§ Data shown
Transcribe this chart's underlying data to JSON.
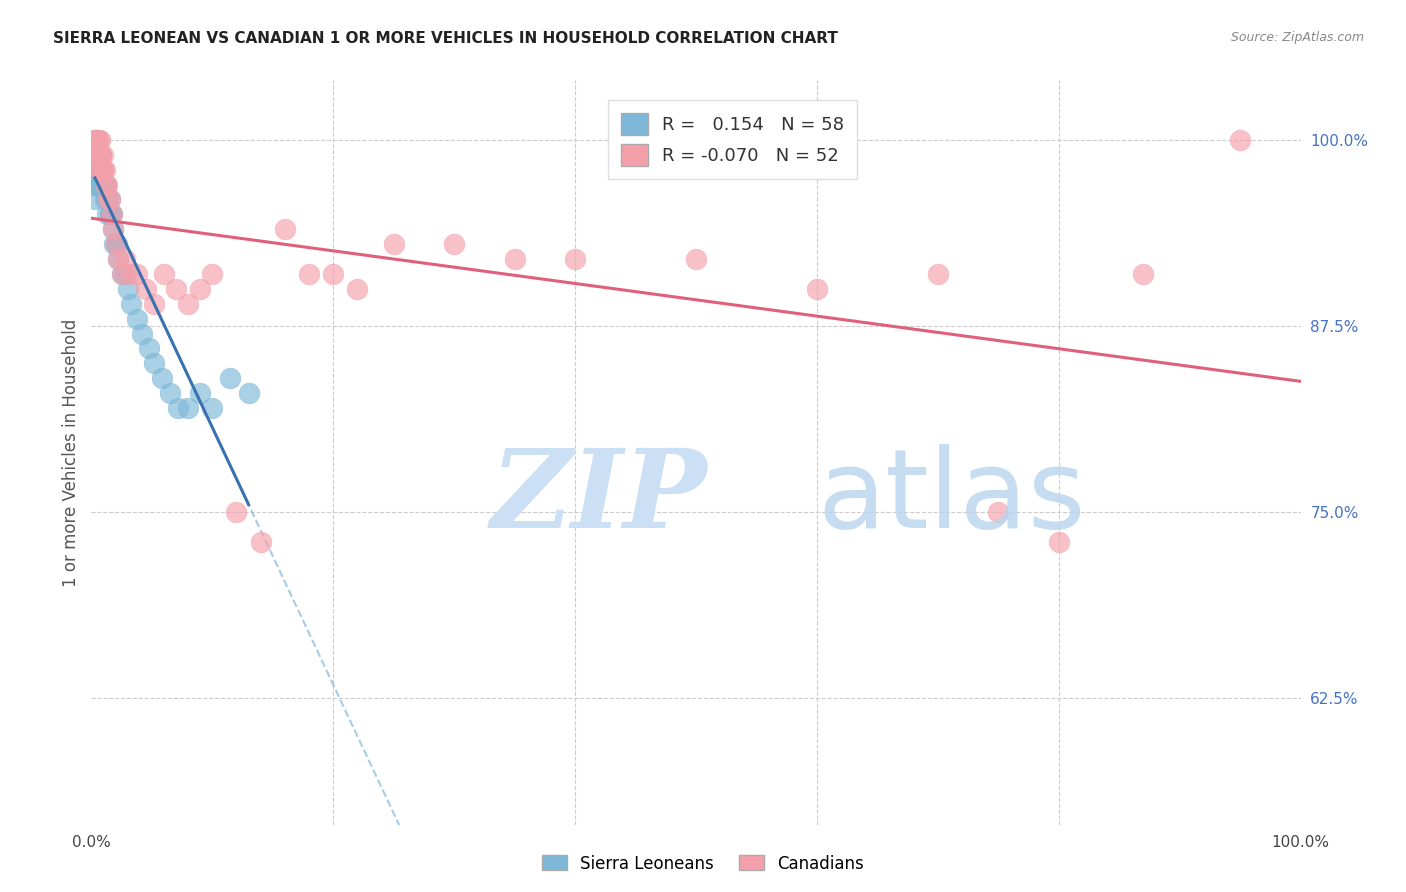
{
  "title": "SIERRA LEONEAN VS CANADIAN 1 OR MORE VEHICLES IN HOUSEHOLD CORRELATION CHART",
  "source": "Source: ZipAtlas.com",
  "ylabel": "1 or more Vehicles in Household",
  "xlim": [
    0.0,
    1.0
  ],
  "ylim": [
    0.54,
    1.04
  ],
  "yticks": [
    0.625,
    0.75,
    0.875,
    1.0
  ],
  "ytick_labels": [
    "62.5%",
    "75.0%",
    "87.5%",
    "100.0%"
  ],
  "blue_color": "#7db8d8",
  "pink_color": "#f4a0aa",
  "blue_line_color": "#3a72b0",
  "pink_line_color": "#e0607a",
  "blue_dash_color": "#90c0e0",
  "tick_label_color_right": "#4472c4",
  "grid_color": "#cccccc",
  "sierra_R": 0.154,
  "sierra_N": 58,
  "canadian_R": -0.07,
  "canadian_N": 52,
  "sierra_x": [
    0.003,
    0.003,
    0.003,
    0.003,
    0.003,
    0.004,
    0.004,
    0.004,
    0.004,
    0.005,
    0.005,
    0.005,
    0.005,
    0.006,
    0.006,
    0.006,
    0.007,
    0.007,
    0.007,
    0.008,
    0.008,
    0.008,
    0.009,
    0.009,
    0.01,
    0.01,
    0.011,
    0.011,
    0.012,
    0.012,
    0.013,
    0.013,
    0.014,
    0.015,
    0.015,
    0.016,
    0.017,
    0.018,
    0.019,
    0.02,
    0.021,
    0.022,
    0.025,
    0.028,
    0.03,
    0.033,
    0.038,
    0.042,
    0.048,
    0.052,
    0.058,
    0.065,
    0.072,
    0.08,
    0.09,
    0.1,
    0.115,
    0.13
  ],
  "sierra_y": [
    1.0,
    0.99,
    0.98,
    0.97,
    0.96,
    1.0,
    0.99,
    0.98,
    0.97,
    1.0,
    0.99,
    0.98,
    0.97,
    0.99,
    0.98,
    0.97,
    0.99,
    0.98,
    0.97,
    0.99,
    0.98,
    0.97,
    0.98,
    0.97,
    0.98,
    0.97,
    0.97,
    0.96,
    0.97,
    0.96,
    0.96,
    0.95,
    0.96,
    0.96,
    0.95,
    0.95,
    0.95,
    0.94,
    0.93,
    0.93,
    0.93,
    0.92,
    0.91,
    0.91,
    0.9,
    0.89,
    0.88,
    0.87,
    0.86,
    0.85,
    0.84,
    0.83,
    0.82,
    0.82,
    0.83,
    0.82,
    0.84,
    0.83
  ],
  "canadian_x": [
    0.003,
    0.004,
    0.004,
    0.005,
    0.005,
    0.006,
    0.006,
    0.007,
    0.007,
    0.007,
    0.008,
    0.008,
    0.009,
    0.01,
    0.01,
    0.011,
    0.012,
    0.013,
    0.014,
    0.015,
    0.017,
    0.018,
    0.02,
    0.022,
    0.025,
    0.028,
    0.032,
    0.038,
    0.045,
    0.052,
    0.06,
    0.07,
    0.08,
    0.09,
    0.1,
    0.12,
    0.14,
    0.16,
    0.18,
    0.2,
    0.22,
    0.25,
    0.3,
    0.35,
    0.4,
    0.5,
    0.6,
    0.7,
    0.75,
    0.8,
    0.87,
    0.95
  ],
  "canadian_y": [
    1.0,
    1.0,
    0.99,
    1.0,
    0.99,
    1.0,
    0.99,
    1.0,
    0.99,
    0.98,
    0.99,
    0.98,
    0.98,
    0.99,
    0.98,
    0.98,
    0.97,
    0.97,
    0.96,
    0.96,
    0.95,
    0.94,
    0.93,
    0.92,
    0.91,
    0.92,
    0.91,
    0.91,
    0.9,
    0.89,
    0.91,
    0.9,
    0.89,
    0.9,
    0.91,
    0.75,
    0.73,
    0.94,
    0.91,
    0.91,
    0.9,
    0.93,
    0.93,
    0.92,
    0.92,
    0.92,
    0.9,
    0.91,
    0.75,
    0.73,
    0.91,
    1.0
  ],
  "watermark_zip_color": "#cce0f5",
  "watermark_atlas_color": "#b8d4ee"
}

§ What you are asked to do
Give the entries again without a single change, but with no pictures.

§ The result
Transcribe this chart's underlying data to JSON.
{
  "title": "SIERRA LEONEAN VS CANADIAN 1 OR MORE VEHICLES IN HOUSEHOLD CORRELATION CHART",
  "source": "Source: ZipAtlas.com",
  "ylabel": "1 or more Vehicles in Household",
  "xlim": [
    0.0,
    1.0
  ],
  "ylim": [
    0.54,
    1.04
  ],
  "yticks": [
    0.625,
    0.75,
    0.875,
    1.0
  ],
  "ytick_labels": [
    "62.5%",
    "75.0%",
    "87.5%",
    "100.0%"
  ],
  "blue_color": "#7db8d8",
  "pink_color": "#f4a0aa",
  "blue_line_color": "#3a72b0",
  "pink_line_color": "#e0607a",
  "blue_dash_color": "#90c0e0",
  "tick_label_color_right": "#4472c4",
  "grid_color": "#cccccc",
  "sierra_R": 0.154,
  "sierra_N": 58,
  "canadian_R": -0.07,
  "canadian_N": 52,
  "sierra_x": [
    0.003,
    0.003,
    0.003,
    0.003,
    0.003,
    0.004,
    0.004,
    0.004,
    0.004,
    0.005,
    0.005,
    0.005,
    0.005,
    0.006,
    0.006,
    0.006,
    0.007,
    0.007,
    0.007,
    0.008,
    0.008,
    0.008,
    0.009,
    0.009,
    0.01,
    0.01,
    0.011,
    0.011,
    0.012,
    0.012,
    0.013,
    0.013,
    0.014,
    0.015,
    0.015,
    0.016,
    0.017,
    0.018,
    0.019,
    0.02,
    0.021,
    0.022,
    0.025,
    0.028,
    0.03,
    0.033,
    0.038,
    0.042,
    0.048,
    0.052,
    0.058,
    0.065,
    0.072,
    0.08,
    0.09,
    0.1,
    0.115,
    0.13
  ],
  "sierra_y": [
    1.0,
    0.99,
    0.98,
    0.97,
    0.96,
    1.0,
    0.99,
    0.98,
    0.97,
    1.0,
    0.99,
    0.98,
    0.97,
    0.99,
    0.98,
    0.97,
    0.99,
    0.98,
    0.97,
    0.99,
    0.98,
    0.97,
    0.98,
    0.97,
    0.98,
    0.97,
    0.97,
    0.96,
    0.97,
    0.96,
    0.96,
    0.95,
    0.96,
    0.96,
    0.95,
    0.95,
    0.95,
    0.94,
    0.93,
    0.93,
    0.93,
    0.92,
    0.91,
    0.91,
    0.9,
    0.89,
    0.88,
    0.87,
    0.86,
    0.85,
    0.84,
    0.83,
    0.82,
    0.82,
    0.83,
    0.82,
    0.84,
    0.83
  ],
  "canadian_x": [
    0.003,
    0.004,
    0.004,
    0.005,
    0.005,
    0.006,
    0.006,
    0.007,
    0.007,
    0.007,
    0.008,
    0.008,
    0.009,
    0.01,
    0.01,
    0.011,
    0.012,
    0.013,
    0.014,
    0.015,
    0.017,
    0.018,
    0.02,
    0.022,
    0.025,
    0.028,
    0.032,
    0.038,
    0.045,
    0.052,
    0.06,
    0.07,
    0.08,
    0.09,
    0.1,
    0.12,
    0.14,
    0.16,
    0.18,
    0.2,
    0.22,
    0.25,
    0.3,
    0.35,
    0.4,
    0.5,
    0.6,
    0.7,
    0.75,
    0.8,
    0.87,
    0.95
  ],
  "canadian_y": [
    1.0,
    1.0,
    0.99,
    1.0,
    0.99,
    1.0,
    0.99,
    1.0,
    0.99,
    0.98,
    0.99,
    0.98,
    0.98,
    0.99,
    0.98,
    0.98,
    0.97,
    0.97,
    0.96,
    0.96,
    0.95,
    0.94,
    0.93,
    0.92,
    0.91,
    0.92,
    0.91,
    0.91,
    0.9,
    0.89,
    0.91,
    0.9,
    0.89,
    0.9,
    0.91,
    0.75,
    0.73,
    0.94,
    0.91,
    0.91,
    0.9,
    0.93,
    0.93,
    0.92,
    0.92,
    0.92,
    0.9,
    0.91,
    0.75,
    0.73,
    0.91,
    1.0
  ],
  "watermark_zip_color": "#cce0f5",
  "watermark_atlas_color": "#b8d4ee"
}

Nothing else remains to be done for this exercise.